— EXERCISE PROMPT —
The material below should be written out in full and exactly; pictures stay out of the copy.

— DATA EXCERPTS —
'''

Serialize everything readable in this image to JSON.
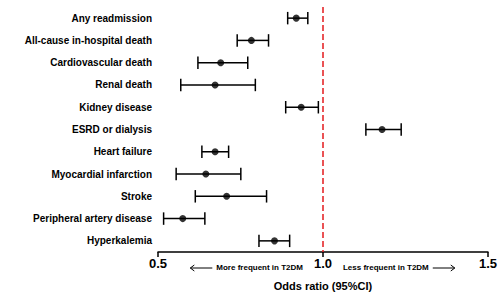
{
  "chart_data": {
    "type": "forest",
    "categories": [
      "Any readmission",
      "All-cause in-hospital death",
      "Cardiovascular death",
      "Renal death",
      "Kidney disease",
      "ESRD or dialysis",
      "Heart failure",
      "Myocardial infarction",
      "Stroke",
      "Peripheral artery disease",
      "Hyperkalemia"
    ],
    "values": [
      0.919,
      0.783,
      0.69,
      0.673,
      0.934,
      1.179,
      0.673,
      0.645,
      0.708,
      0.575,
      0.853
    ],
    "ci_low": [
      0.893,
      0.74,
      0.621,
      0.569,
      0.887,
      1.13,
      0.633,
      0.555,
      0.613,
      0.517,
      0.806
    ],
    "ci_high": [
      0.954,
      0.835,
      0.772,
      0.795,
      0.986,
      1.237,
      0.714,
      0.751,
      0.829,
      0.642,
      0.899
    ],
    "color": "#000000",
    "xlabel": "Odds ratio (95%CI)",
    "xlim": [
      0.5,
      1.5
    ],
    "xticks": [
      0.5,
      {
        "value": 1,
        "label": "1.0"
      },
      1.5
    ],
    "reference_line": {
      "value": 1,
      "color": "#e31a1c",
      "line_style": "dashed"
    },
    "annotations": {
      "left": "More frequent in T2DM",
      "right": "Less frequent in T2DM"
    },
    "grid": false
  }
}
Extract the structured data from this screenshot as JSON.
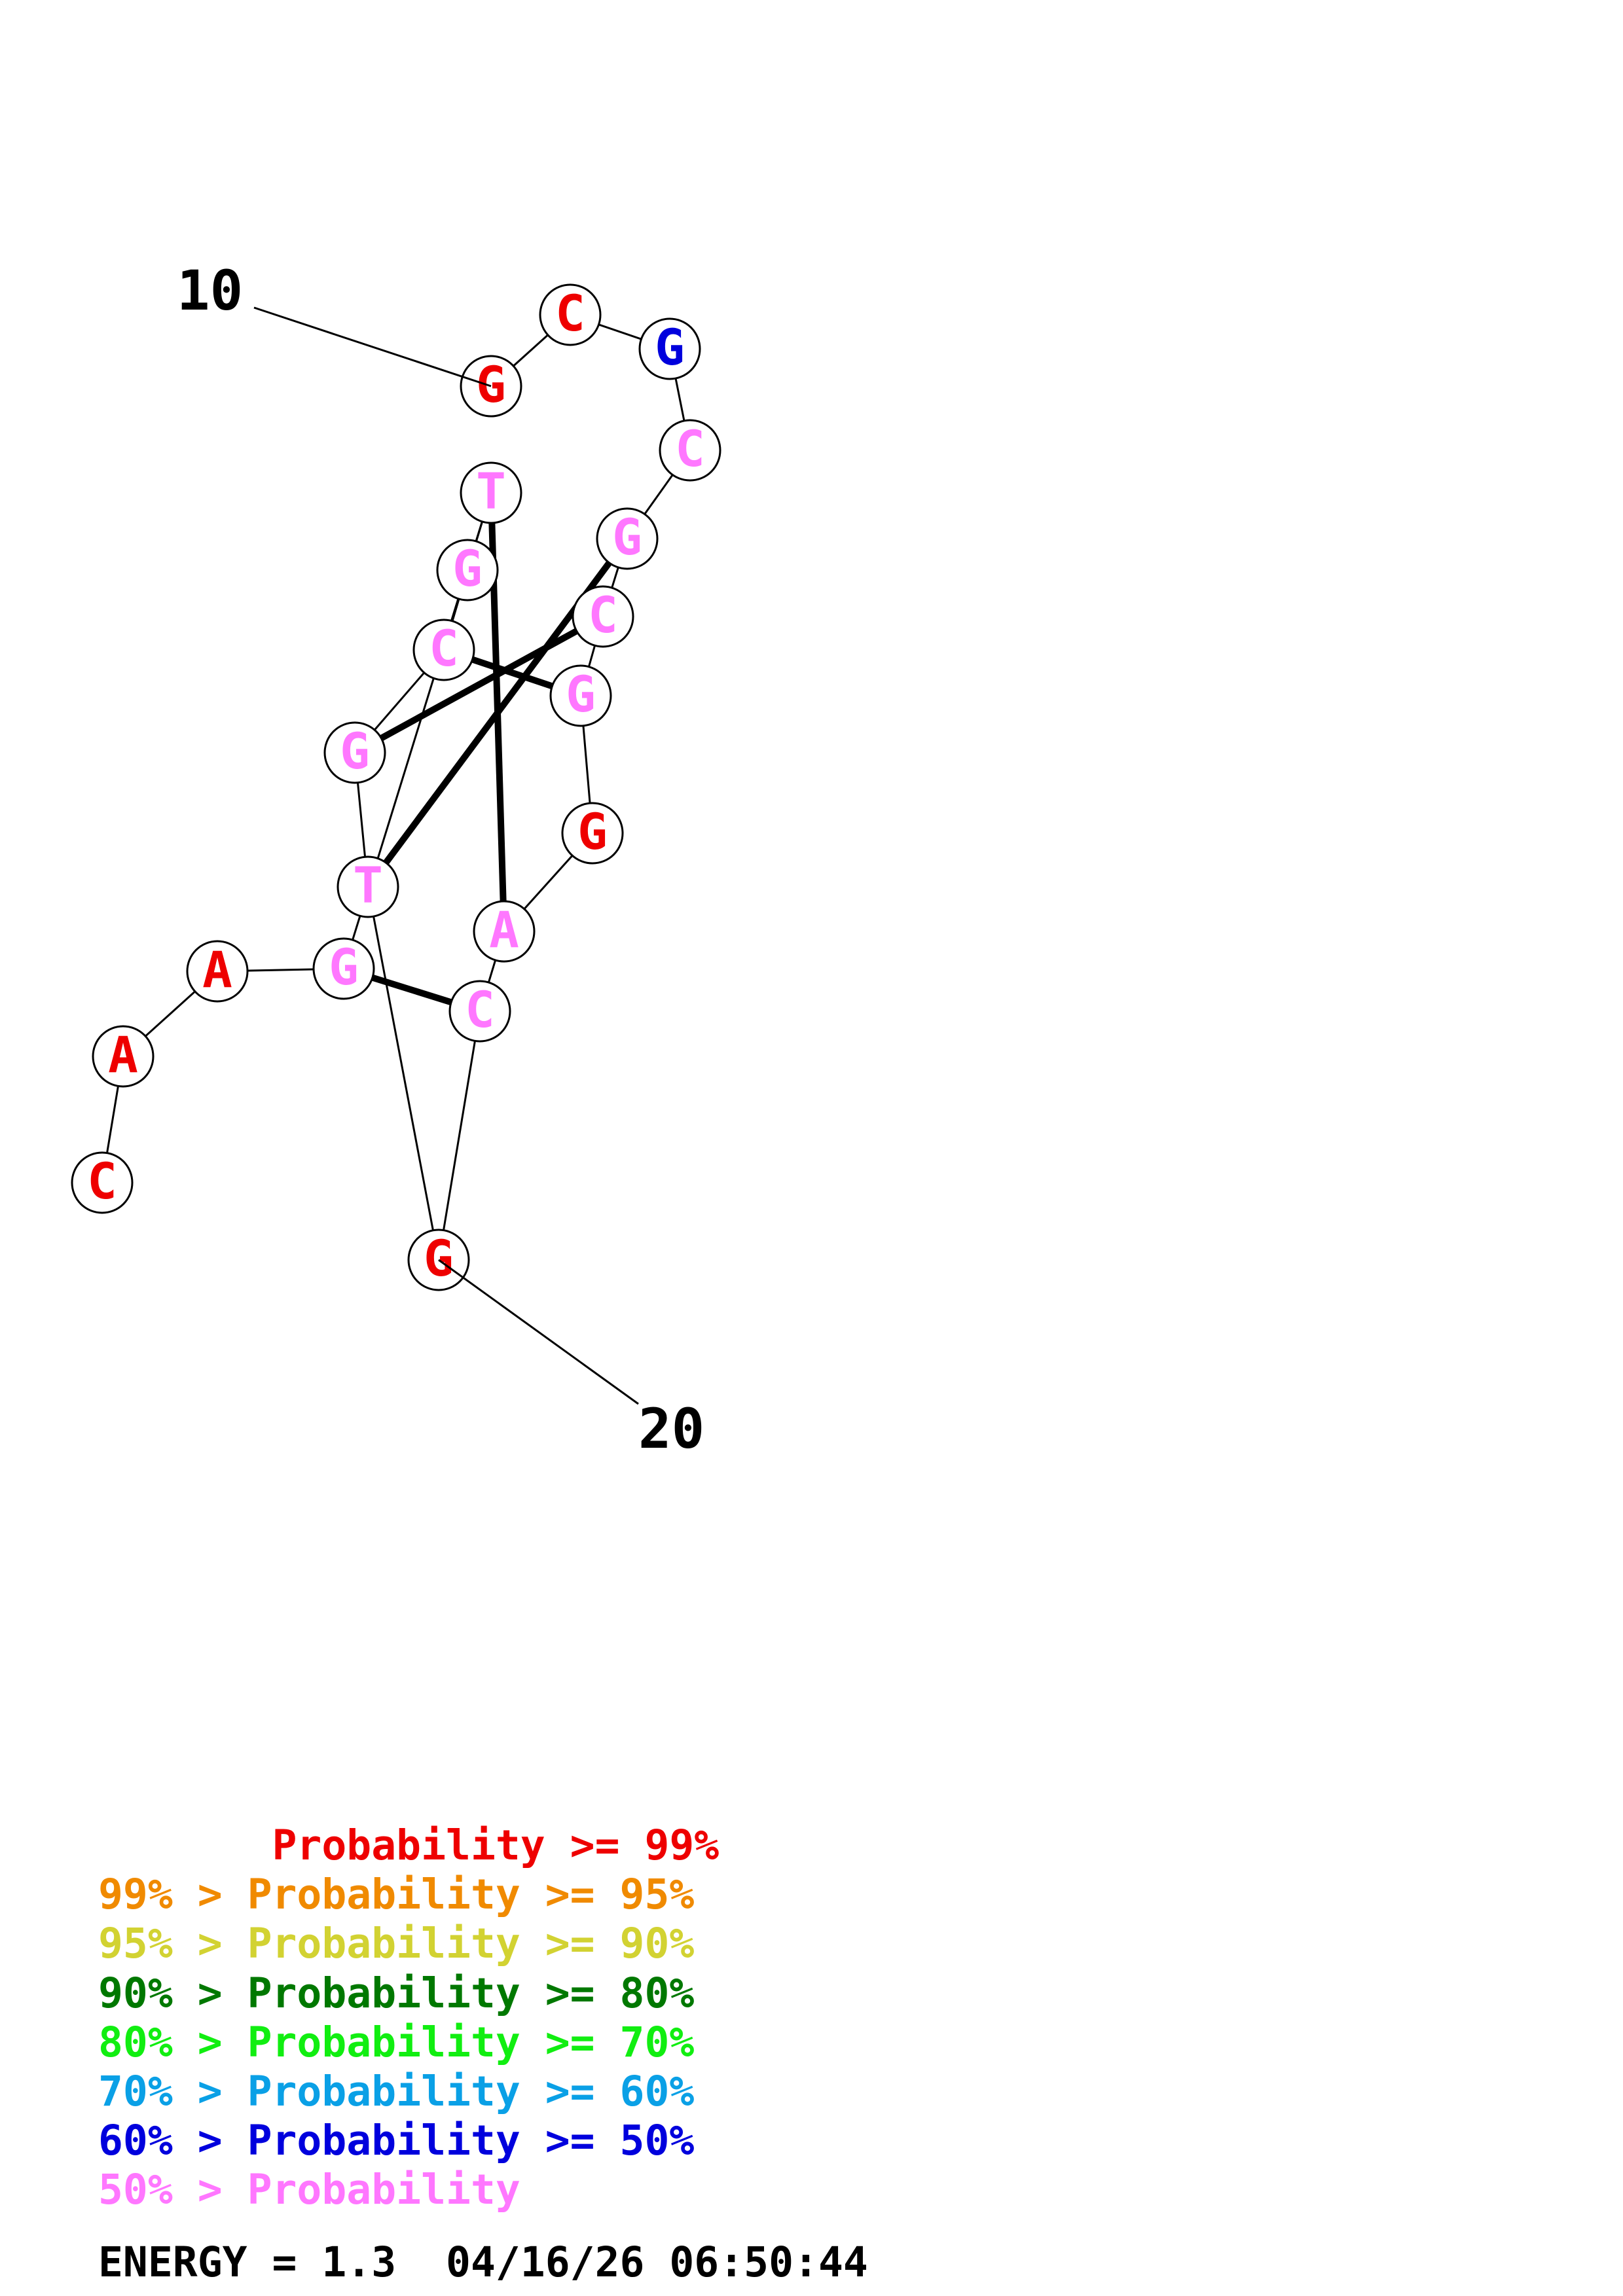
{
  "structure": {
    "markers": [
      {
        "label": "10",
        "base_index": 0
      },
      {
        "label": "20",
        "base_index": 10
      }
    ],
    "bases": [
      {
        "letter": "G",
        "color": "#ee0000"
      },
      {
        "letter": "C",
        "color": "#ee0000"
      },
      {
        "letter": "G",
        "color": "#0000dd"
      },
      {
        "letter": "C",
        "color": "#ff77ff"
      },
      {
        "letter": "G",
        "color": "#ff77ff"
      },
      {
        "letter": "C",
        "color": "#ff77ff"
      },
      {
        "letter": "G",
        "color": "#ff77ff"
      },
      {
        "letter": "G",
        "color": "#ee0000"
      },
      {
        "letter": "A",
        "color": "#ff77ff"
      },
      {
        "letter": "C",
        "color": "#ff77ff"
      },
      {
        "letter": "G",
        "color": "#ee0000"
      },
      {
        "letter": "T",
        "color": "#ff77ff"
      },
      {
        "letter": "G",
        "color": "#ff77ff"
      },
      {
        "letter": "C",
        "color": "#ff77ff"
      },
      {
        "letter": "G",
        "color": "#ff77ff"
      },
      {
        "letter": "T",
        "color": "#ff77ff"
      },
      {
        "letter": "G",
        "color": "#ff77ff"
      },
      {
        "letter": "A",
        "color": "#ee0000"
      },
      {
        "letter": "A",
        "color": "#ee0000"
      },
      {
        "letter": "C",
        "color": "#ee0000"
      }
    ],
    "pairs": [
      [
        11,
        4
      ],
      [
        12,
        5
      ],
      [
        13,
        6
      ],
      [
        15,
        8
      ],
      [
        16,
        9
      ]
    ]
  },
  "legend": [
    {
      "text": "       Probability >= 99%",
      "color": "#ee0000"
    },
    {
      "text": "99% > Probability >= 95%",
      "color": "#f08a00"
    },
    {
      "text": "95% > Probability >= 90%",
      "color": "#d2d232"
    },
    {
      "text": "90% > Probability >= 80%",
      "color": "#007800"
    },
    {
      "text": "80% > Probability >= 70%",
      "color": "#11ee11"
    },
    {
      "text": "70% > Probability >= 60%",
      "color": "#0aa0e6"
    },
    {
      "text": "60% > Probability >= 50%",
      "color": "#0000dd"
    },
    {
      "text": "50% > Probability",
      "color": "#ff77ff"
    }
  ],
  "energy_text": "ENERGY = 1.3  04/16/26 06:50:44"
}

'''

— WRITTEN ANSWER —
Serialize everything readable in this image to JSON.
{
  "chart_data": {
    "type": "forest",
    "categories": [
      "Any readmission",
      "All-cause in-hospital death",
      "Cardiovascular death",
      "Renal death",
      "Kidney disease",
      "ESRD or dialysis",
      "Heart failure",
      "Myocardial infarction",
      "Stroke",
      "Peripheral artery disease",
      "Hyperkalemia"
    ],
    "values": [
      0.919,
      0.783,
      0.69,
      0.673,
      0.934,
      1.179,
      0.673,
      0.645,
      0.708,
      0.575,
      0.853
    ],
    "ci_low": [
      0.893,
      0.74,
      0.621,
      0.569,
      0.887,
      1.13,
      0.633,
      0.555,
      0.613,
      0.517,
      0.806
    ],
    "ci_high": [
      0.954,
      0.835,
      0.772,
      0.795,
      0.986,
      1.237,
      0.714,
      0.751,
      0.829,
      0.642,
      0.899
    ],
    "color": "#000000",
    "xlabel": "Odds ratio (95%CI)",
    "xlim": [
      0.5,
      1.5
    ],
    "xticks": [
      0.5,
      {
        "value": 1,
        "label": "1.0"
      },
      1.5
    ],
    "reference_line": {
      "value": 1,
      "color": "#e31a1c",
      "line_style": "dashed"
    },
    "annotations": {
      "left": "More frequent in T2DM",
      "right": "Less frequent in T2DM"
    },
    "grid": false
  }
}
Extract the structured data from this screenshot as JSON.
{
  "structure": {
    "markers": [
      {
        "label": "10",
        "base_index": 0
      },
      {
        "label": "20",
        "base_index": 10
      }
    ],
    "bases": [
      {
        "letter": "G",
        "color": "#ee0000"
      },
      {
        "letter": "C",
        "color": "#ee0000"
      },
      {
        "letter": "G",
        "color": "#0000dd"
      },
      {
        "letter": "C",
        "color": "#ff77ff"
      },
      {
        "letter": "G",
        "color": "#ff77ff"
      },
      {
        "letter": "C",
        "color": "#ff77ff"
      },
      {
        "letter": "G",
        "color": "#ff77ff"
      },
      {
        "letter": "G",
        "color": "#ee0000"
      },
      {
        "letter": "A",
        "color": "#ff77ff"
      },
      {
        "letter": "C",
        "color": "#ff77ff"
      },
      {
        "letter": "G",
        "color": "#ee0000"
      },
      {
        "letter": "T",
        "color": "#ff77ff"
      },
      {
        "letter": "G",
        "color": "#ff77ff"
      },
      {
        "letter": "C",
        "color": "#ff77ff"
      },
      {
        "letter": "G",
        "color": "#ff77ff"
      },
      {
        "letter": "T",
        "color": "#ff77ff"
      },
      {
        "letter": "G",
        "color": "#ff77ff"
      },
      {
        "letter": "A",
        "color": "#ee0000"
      },
      {
        "letter": "A",
        "color": "#ee0000"
      },
      {
        "letter": "C",
        "color": "#ee0000"
      }
    ],
    "pairs": [
      [
        11,
        4
      ],
      [
        12,
        5
      ],
      [
        13,
        6
      ],
      [
        15,
        8
      ],
      [
        16,
        9
      ]
    ]
  },
  "legend": [
    {
      "text": "       Probability >= 99%",
      "color": "#ee0000"
    },
    {
      "text": "99% > Probability >= 95%",
      "color": "#f08a00"
    },
    {
      "text": "95% > Probability >= 90%",
      "color": "#d2d232"
    },
    {
      "text": "90% > Probability >= 80%",
      "color": "#007800"
    },
    {
      "text": "80% > Probability >= 70%",
      "color": "#11ee11"
    },
    {
      "text": "70% > Probability >= 60%",
      "color": "#0aa0e6"
    },
    {
      "text": "60% > Probability >= 50%",
      "color": "#0000dd"
    },
    {
      "text": "50% > Probability",
      "color": "#ff77ff"
    }
  ],
  "energy_text": "ENERGY = 1.3  04/16/26 06:50:44"
}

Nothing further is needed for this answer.